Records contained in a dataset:

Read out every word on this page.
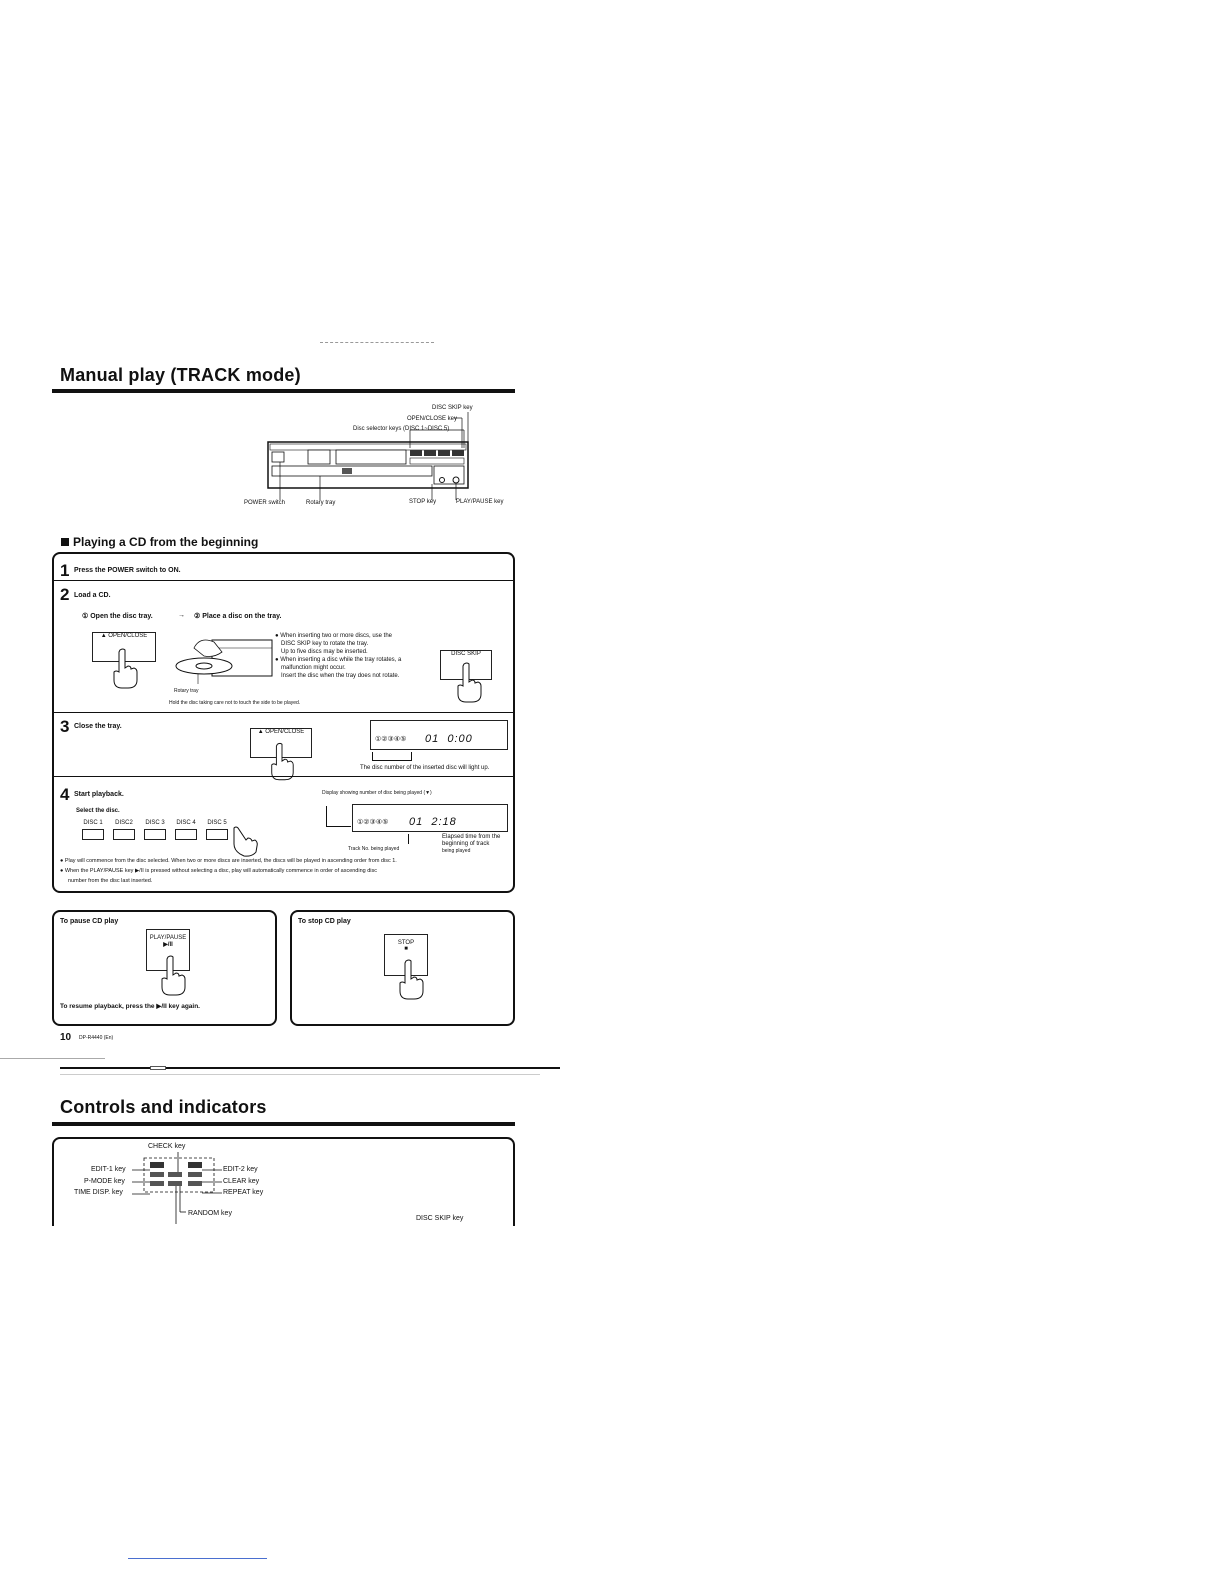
Manual play (TRACK mode)
DISC SKIP key
OPEN/CLOSE key
Disc selector keys (DISC 1~DISC 5)
POWER switch	Rotary tray	STOP key	PLAY/PAUSE key
Playing a CD from the beginning
1 Press the POWER switch to ON.
2 Load a CD.
① Open the disc tray.	→ ② Place a disc on the tray.
▲ OPEN/CLOSE
Rotary tray
● When inserting two or more discs, use the
DISC SKIP key to rotate the tray.
Up to five discs may be inserted.
● When inserting a disc while the tray rotates, a
malfunction might occur.
Insert the disc when the tray does not rotate.
DISC SKIP
Hold the disc taking care not to touch the side to be played.
3 Close the tray.
▲ OPEN/CLOSE
①②③④⑤ 01  0:00
The disc number of the inserted disc will light up.
4 Start playback.
Select the disc.
DISC 1	DISC2	DISC 3	DISC 4	DISC 5
Display showing number of disc being played (▼)
①②③④⑤ 01  2:18
Track No. being played
Elapsed time from the
beginning of track
being played
● Play will commence from the disc selected. When two or more discs are inserted, the discs will be played in ascending order from disc 1.
● When the PLAY/PAUSE key ▶/II is pressed without selecting a disc, play will automatically commence in order of ascending disc
number from the disc last inserted.
To pause CD play
PLAY/PAUSE
▶/II
To resume playback, press the ▶/II key again.
To stop CD play
STOP
■
10 DP-R4440 (En)
Controls and indicators
CHECK key
EDIT-1 key
P-MODE key
TIME DISP. key
EDIT-2 key
CLEAR key
REPEAT key
RANDOM key
DISC SKIP key
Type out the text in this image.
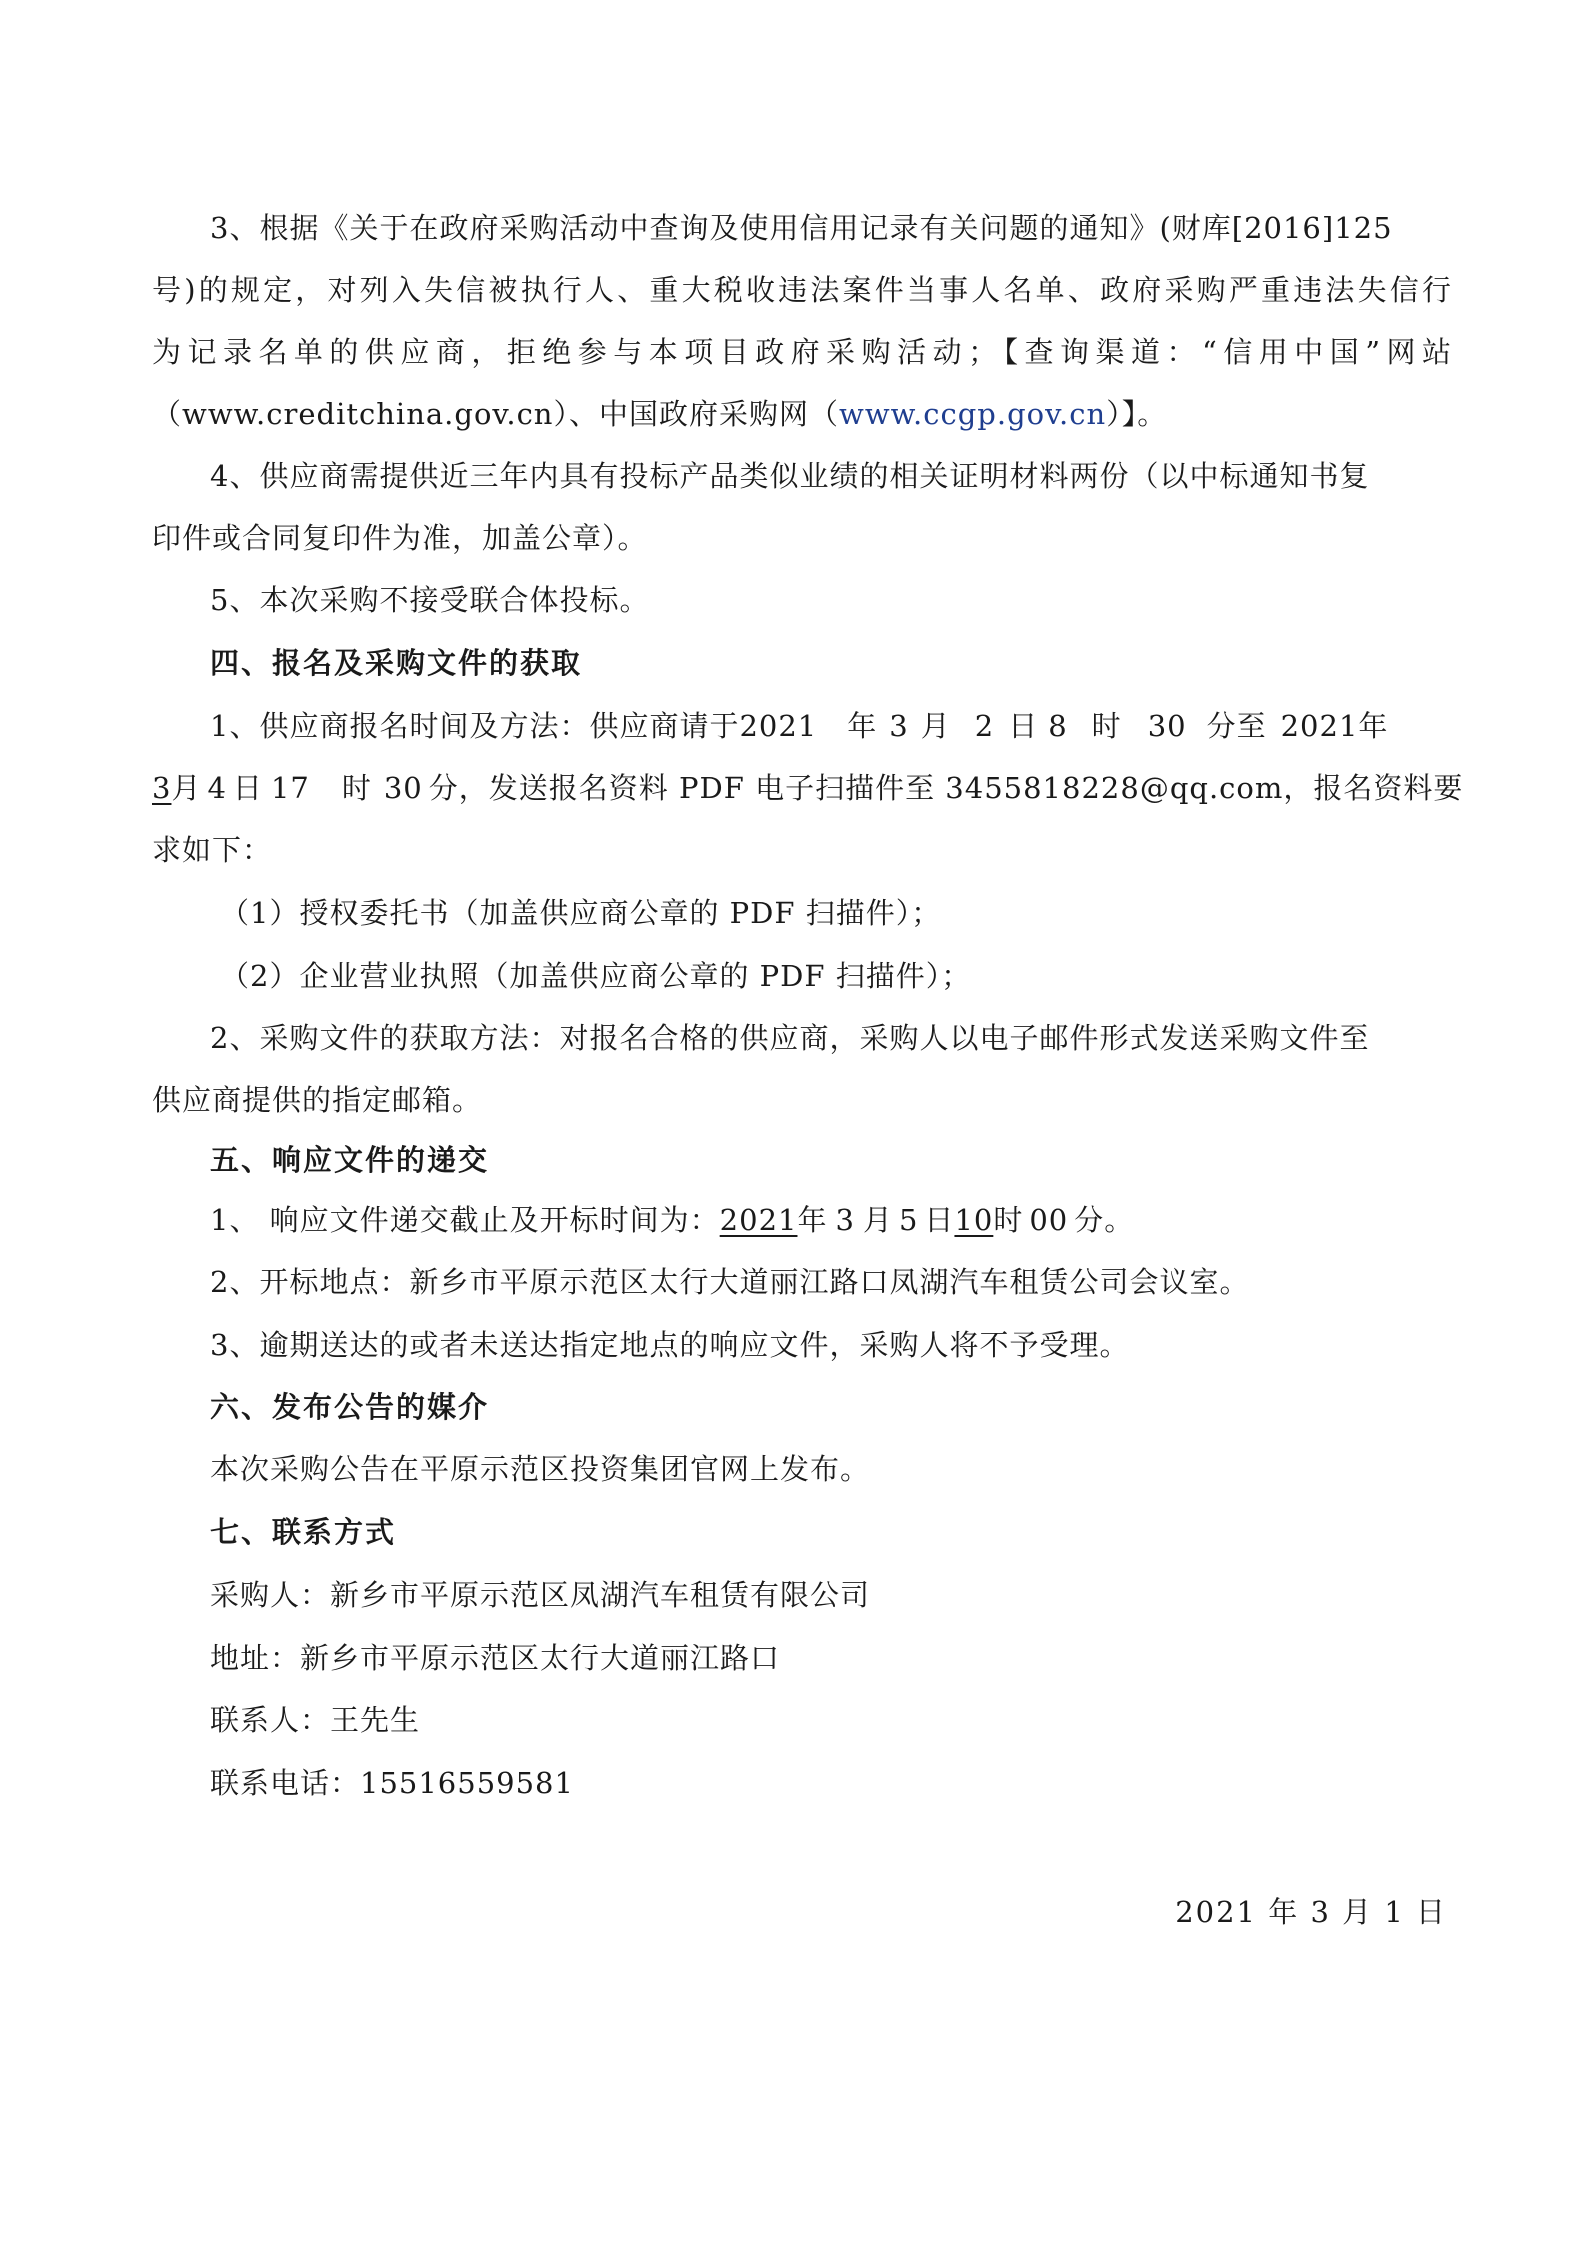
3、根据《关于在政府采购活动中查询及使用信用记录有关问题的通知》(财库[2016]125
号)的规定，对列入失信被执行人、重大税收违法案件当事人名单、政府采购严重违法失信行
为记录名单的供应商，拒绝参与本项目政府采购活动；【查询渠道：“信用中国”网站
（www.creditchina.gov.cn）、中国政府采购网（www.ccgp.gov.cn）】。
4、供应商需提供近三年内具有投标产品类似业绩的相关证明材料两份（以中标通知书复
印件或合同复印件为准，加盖公章）。
5、本次采购不接受联合体投标。
四、报名及采购文件的获取
1、供应商报名时间及方法：供应商请于2021 年 3 月 2 日 8 时 30 分至 2021年
3月 4 日 17 时 30 分，发送报名资料 PDF 电子扫描件至 3455818228@qq.com，报名资料要
求如下：
（1）授权委托书（加盖供应商公章的 PDF 扫描件）；
（2）企业营业执照（加盖供应商公章的 PDF 扫描件）；
2、采购文件的获取方法：对报名合格的供应商，采购人以电子邮件形式发送采购文件至
供应商提供的指定邮箱。
五、响应文件的递交
1、 响应文件递交截止及开标时间为：2021年 3 月 5 日10时 00 分。
2、开标地点：新乡市平原示范区太行大道丽江路口凤湖汽车租赁公司会议室。
3、逾期送达的或者未送达指定地点的响应文件，采购人将不予受理。
六、发布公告的媒介
本次采购公告在平原示范区投资集团官网上发布。
七、联系方式
采购人：新乡市平原示范区凤湖汽车租赁有限公司
地址：新乡市平原示范区太行大道丽江路口
联系人：王先生
联系电话：15516559581
2021 年 3 月 1 日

■ What needs to be done ■
Your task is to return the entries above exactly, with no pictures.

■ Solution to this problem ■
Read out every word on this page.
Manual play (TRACK mode)
DISC SKIP key
OPEN/CLOSE key
Disc selector keys (DISC 1~DISC 5)
POWER switch	Rotary tray	STOP key	PLAY/PAUSE key
Playing a CD from the beginning
1 Press the POWER switch to ON.
2 Load a CD.
① Open the disc tray.	→ ② Place a disc on the tray.
▲ OPEN/CLOSE
Rotary tray
● When inserting two or more discs, use the
DISC SKIP key to rotate the tray.
Up to five discs may be inserted.
● When inserting a disc while the tray rotates, a
malfunction might occur.
Insert the disc when the tray does not rotate.
DISC SKIP
Hold the disc taking care not to touch the side to be played.
3 Close the tray.
▲ OPEN/CLOSE
①②③④⑤ 01  0:00
The disc number of the inserted disc will light up.
4 Start playback.
Select the disc.
DISC 1	DISC2	DISC 3	DISC 4	DISC 5
Display showing number of disc being played (▼)
①②③④⑤ 01  2:18
Track No. being played
Elapsed time from the
beginning of track
being played
● Play will commence from the disc selected. When two or more discs are inserted, the discs will be played in ascending order from disc 1.
● When the PLAY/PAUSE key ▶/II is pressed without selecting a disc, play will automatically commence in order of ascending disc
number from the disc last inserted.
To pause CD play
PLAY/PAUSE
▶/II
To resume playback, press the ▶/II key again.
To stop CD play
STOP
■
10 DP-R4440 (En)
Controls and indicators
CHECK key
EDIT-1 key
P-MODE key
TIME DISP. key
EDIT-2 key
CLEAR key
REPEAT key
RANDOM key
DISC SKIP key
Type out the text in this image.
3、根据《关于在政府采购活动中查询及使用信用记录有关问题的通知》(财库[2016]125
号)的规定，对列入失信被执行人、重大税收违法案件当事人名单、政府采购严重违法失信行
为记录名单的供应商，拒绝参与本项目政府采购活动；【查询渠道：“信用中国”网站
（www.creditchina.gov.cn）、中国政府采购网（www.ccgp.gov.cn）】。
4、供应商需提供近三年内具有投标产品类似业绩的相关证明材料两份（以中标通知书复
印件或合同复印件为准，加盖公章）。
5、本次采购不接受联合体投标。
四、报名及采购文件的获取
1、供应商报名时间及方法：供应商请于2021 年 3 月 2 日 8 时 30 分至 2021年
3月 4 日 17 时 30 分，发送报名资料 PDF 电子扫描件至 3455818228@qq.com，报名资料要
求如下：
（1）授权委托书（加盖供应商公章的 PDF 扫描件）；
（2）企业营业执照（加盖供应商公章的 PDF 扫描件）；
2、采购文件的获取方法：对报名合格的供应商，采购人以电子邮件形式发送采购文件至
供应商提供的指定邮箱。
五、响应文件的递交
1、 响应文件递交截止及开标时间为：2021年 3 月 5 日10时 00 分。
2、开标地点：新乡市平原示范区太行大道丽江路口凤湖汽车租赁公司会议室。
3、逾期送达的或者未送达指定地点的响应文件，采购人将不予受理。
六、发布公告的媒介
本次采购公告在平原示范区投资集团官网上发布。
七、联系方式
采购人：新乡市平原示范区凤湖汽车租赁有限公司
地址：新乡市平原示范区太行大道丽江路口
联系人：王先生
联系电话：15516559581
2021 年 3 月 1 日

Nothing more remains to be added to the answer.